## TASK:
Output every entry exactly as given.

## RAW RECORDS:
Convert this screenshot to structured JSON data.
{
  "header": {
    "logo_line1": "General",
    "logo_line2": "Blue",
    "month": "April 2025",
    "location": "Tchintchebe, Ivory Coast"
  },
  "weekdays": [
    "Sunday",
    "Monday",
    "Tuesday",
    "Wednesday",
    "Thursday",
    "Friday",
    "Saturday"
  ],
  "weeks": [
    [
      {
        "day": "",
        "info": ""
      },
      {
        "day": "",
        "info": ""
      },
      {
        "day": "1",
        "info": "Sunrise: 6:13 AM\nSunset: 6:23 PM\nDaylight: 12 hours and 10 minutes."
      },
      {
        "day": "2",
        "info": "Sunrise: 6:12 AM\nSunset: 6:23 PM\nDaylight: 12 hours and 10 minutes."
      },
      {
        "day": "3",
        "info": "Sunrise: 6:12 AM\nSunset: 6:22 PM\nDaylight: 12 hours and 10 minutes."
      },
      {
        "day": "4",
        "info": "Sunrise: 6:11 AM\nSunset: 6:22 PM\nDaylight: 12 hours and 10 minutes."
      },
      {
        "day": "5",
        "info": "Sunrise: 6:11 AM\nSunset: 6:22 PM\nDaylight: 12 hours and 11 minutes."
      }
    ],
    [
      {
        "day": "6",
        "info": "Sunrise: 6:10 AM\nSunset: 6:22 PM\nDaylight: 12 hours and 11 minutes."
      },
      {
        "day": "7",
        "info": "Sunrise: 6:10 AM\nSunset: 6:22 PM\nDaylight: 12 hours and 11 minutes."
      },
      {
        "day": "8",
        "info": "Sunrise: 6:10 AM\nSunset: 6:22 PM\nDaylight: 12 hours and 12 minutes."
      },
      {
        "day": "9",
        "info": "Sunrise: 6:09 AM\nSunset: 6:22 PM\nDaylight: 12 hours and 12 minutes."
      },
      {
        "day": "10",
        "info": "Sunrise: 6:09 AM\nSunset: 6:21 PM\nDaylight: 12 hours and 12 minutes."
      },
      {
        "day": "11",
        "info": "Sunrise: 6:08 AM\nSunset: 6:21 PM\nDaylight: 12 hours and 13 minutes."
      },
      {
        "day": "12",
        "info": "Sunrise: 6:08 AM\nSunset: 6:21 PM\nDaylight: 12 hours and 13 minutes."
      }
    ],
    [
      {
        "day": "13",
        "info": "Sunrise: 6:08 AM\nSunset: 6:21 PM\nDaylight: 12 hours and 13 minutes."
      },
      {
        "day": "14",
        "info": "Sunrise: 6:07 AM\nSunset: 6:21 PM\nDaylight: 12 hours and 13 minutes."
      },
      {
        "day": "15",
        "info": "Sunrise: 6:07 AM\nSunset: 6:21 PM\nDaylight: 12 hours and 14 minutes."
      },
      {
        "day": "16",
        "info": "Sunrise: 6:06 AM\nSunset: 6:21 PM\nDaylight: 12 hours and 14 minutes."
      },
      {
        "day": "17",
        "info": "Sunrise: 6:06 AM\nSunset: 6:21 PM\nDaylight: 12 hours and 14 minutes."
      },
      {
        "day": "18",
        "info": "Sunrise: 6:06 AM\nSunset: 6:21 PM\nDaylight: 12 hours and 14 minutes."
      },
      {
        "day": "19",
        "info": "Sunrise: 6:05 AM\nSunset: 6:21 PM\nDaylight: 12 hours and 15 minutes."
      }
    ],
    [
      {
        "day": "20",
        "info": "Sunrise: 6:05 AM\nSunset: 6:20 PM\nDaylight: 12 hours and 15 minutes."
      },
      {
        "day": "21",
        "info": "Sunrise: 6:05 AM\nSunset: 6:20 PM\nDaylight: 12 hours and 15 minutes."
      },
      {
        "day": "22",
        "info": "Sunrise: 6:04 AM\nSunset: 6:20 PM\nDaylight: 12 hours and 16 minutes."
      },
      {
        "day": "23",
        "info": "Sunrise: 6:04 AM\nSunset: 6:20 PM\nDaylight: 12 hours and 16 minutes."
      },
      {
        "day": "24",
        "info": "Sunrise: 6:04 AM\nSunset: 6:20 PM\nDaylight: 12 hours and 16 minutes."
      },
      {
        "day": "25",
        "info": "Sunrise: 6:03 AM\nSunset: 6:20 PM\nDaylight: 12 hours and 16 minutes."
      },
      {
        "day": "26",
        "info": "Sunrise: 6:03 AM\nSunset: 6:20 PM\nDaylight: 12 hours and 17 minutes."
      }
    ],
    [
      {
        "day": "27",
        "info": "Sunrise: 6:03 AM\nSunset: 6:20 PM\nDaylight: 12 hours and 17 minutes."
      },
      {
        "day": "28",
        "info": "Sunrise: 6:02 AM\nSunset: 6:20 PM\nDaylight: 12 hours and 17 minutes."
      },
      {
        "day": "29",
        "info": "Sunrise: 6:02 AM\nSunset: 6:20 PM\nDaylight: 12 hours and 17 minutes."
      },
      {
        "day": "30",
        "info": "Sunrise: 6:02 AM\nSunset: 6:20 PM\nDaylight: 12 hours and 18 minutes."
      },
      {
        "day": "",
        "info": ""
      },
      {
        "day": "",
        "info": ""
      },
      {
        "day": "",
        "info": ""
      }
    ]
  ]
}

## EXERCISE ANSWER:
Convert this screenshot to structured JSON data.
{
  "header": {
    "logo_line1": "General",
    "logo_line2": "Blue",
    "month": "April 2025",
    "location": "Tchintchebe, Ivory Coast"
  },
  "weekdays": [
    "Sunday",
    "Monday",
    "Tuesday",
    "Wednesday",
    "Thursday",
    "Friday",
    "Saturday"
  ],
  "weeks": [
    [
      {
        "day": "",
        "info": ""
      },
      {
        "day": "",
        "info": ""
      },
      {
        "day": "1",
        "info": "Sunrise: 6:13 AM\nSunset: 6:23 PM\nDaylight: 12 hours and 10 minutes."
      },
      {
        "day": "2",
        "info": "Sunrise: 6:12 AM\nSunset: 6:23 PM\nDaylight: 12 hours and 10 minutes."
      },
      {
        "day": "3",
        "info": "Sunrise: 6:12 AM\nSunset: 6:22 PM\nDaylight: 12 hours and 10 minutes."
      },
      {
        "day": "4",
        "info": "Sunrise: 6:11 AM\nSunset: 6:22 PM\nDaylight: 12 hours and 10 minutes."
      },
      {
        "day": "5",
        "info": "Sunrise: 6:11 AM\nSunset: 6:22 PM\nDaylight: 12 hours and 11 minutes."
      }
    ],
    [
      {
        "day": "6",
        "info": "Sunrise: 6:10 AM\nSunset: 6:22 PM\nDaylight: 12 hours and 11 minutes."
      },
      {
        "day": "7",
        "info": "Sunrise: 6:10 AM\nSunset: 6:22 PM\nDaylight: 12 hours and 11 minutes."
      },
      {
        "day": "8",
        "info": "Sunrise: 6:10 AM\nSunset: 6:22 PM\nDaylight: 12 hours and 12 minutes."
      },
      {
        "day": "9",
        "info": "Sunrise: 6:09 AM\nSunset: 6:22 PM\nDaylight: 12 hours and 12 minutes."
      },
      {
        "day": "10",
        "info": "Sunrise: 6:09 AM\nSunset: 6:21 PM\nDaylight: 12 hours and 12 minutes."
      },
      {
        "day": "11",
        "info": "Sunrise: 6:08 AM\nSunset: 6:21 PM\nDaylight: 12 hours and 13 minutes."
      },
      {
        "day": "12",
        "info": "Sunrise: 6:08 AM\nSunset: 6:21 PM\nDaylight: 12 hours and 13 minutes."
      }
    ],
    [
      {
        "day": "13",
        "info": "Sunrise: 6:08 AM\nSunset: 6:21 PM\nDaylight: 12 hours and 13 minutes."
      },
      {
        "day": "14",
        "info": "Sunrise: 6:07 AM\nSunset: 6:21 PM\nDaylight: 12 hours and 13 minutes."
      },
      {
        "day": "15",
        "info": "Sunrise: 6:07 AM\nSunset: 6:21 PM\nDaylight: 12 hours and 14 minutes."
      },
      {
        "day": "16",
        "info": "Sunrise: 6:06 AM\nSunset: 6:21 PM\nDaylight: 12 hours and 14 minutes."
      },
      {
        "day": "17",
        "info": "Sunrise: 6:06 AM\nSunset: 6:21 PM\nDaylight: 12 hours and 14 minutes."
      },
      {
        "day": "18",
        "info": "Sunrise: 6:06 AM\nSunset: 6:21 PM\nDaylight: 12 hours and 14 minutes."
      },
      {
        "day": "19",
        "info": "Sunrise: 6:05 AM\nSunset: 6:21 PM\nDaylight: 12 hours and 15 minutes."
      }
    ],
    [
      {
        "day": "20",
        "info": "Sunrise: 6:05 AM\nSunset: 6:20 PM\nDaylight: 12 hours and 15 minutes."
      },
      {
        "day": "21",
        "info": "Sunrise: 6:05 AM\nSunset: 6:20 PM\nDaylight: 12 hours and 15 minutes."
      },
      {
        "day": "22",
        "info": "Sunrise: 6:04 AM\nSunset: 6:20 PM\nDaylight: 12 hours and 16 minutes."
      },
      {
        "day": "23",
        "info": "Sunrise: 6:04 AM\nSunset: 6:20 PM\nDaylight: 12 hours and 16 minutes."
      },
      {
        "day": "24",
        "info": "Sunrise: 6:04 AM\nSunset: 6:20 PM\nDaylight: 12 hours and 16 minutes."
      },
      {
        "day": "25",
        "info": "Sunrise: 6:03 AM\nSunset: 6:20 PM\nDaylight: 12 hours and 16 minutes."
      },
      {
        "day": "26",
        "info": "Sunrise: 6:03 AM\nSunset: 6:20 PM\nDaylight: 12 hours and 17 minutes."
      }
    ],
    [
      {
        "day": "27",
        "info": "Sunrise: 6:03 AM\nSunset: 6:20 PM\nDaylight: 12 hours and 17 minutes."
      },
      {
        "day": "28",
        "info": "Sunrise: 6:02 AM\nSunset: 6:20 PM\nDaylight: 12 hours and 17 minutes."
      },
      {
        "day": "29",
        "info": "Sunrise: 6:02 AM\nSunset: 6:20 PM\nDaylight: 12 hours and 17 minutes."
      },
      {
        "day": "30",
        "info": "Sunrise: 6:02 AM\nSunset: 6:20 PM\nDaylight: 12 hours and 18 minutes."
      },
      {
        "day": "",
        "info": ""
      },
      {
        "day": "",
        "info": ""
      },
      {
        "day": "",
        "info": ""
      }
    ]
  ]
}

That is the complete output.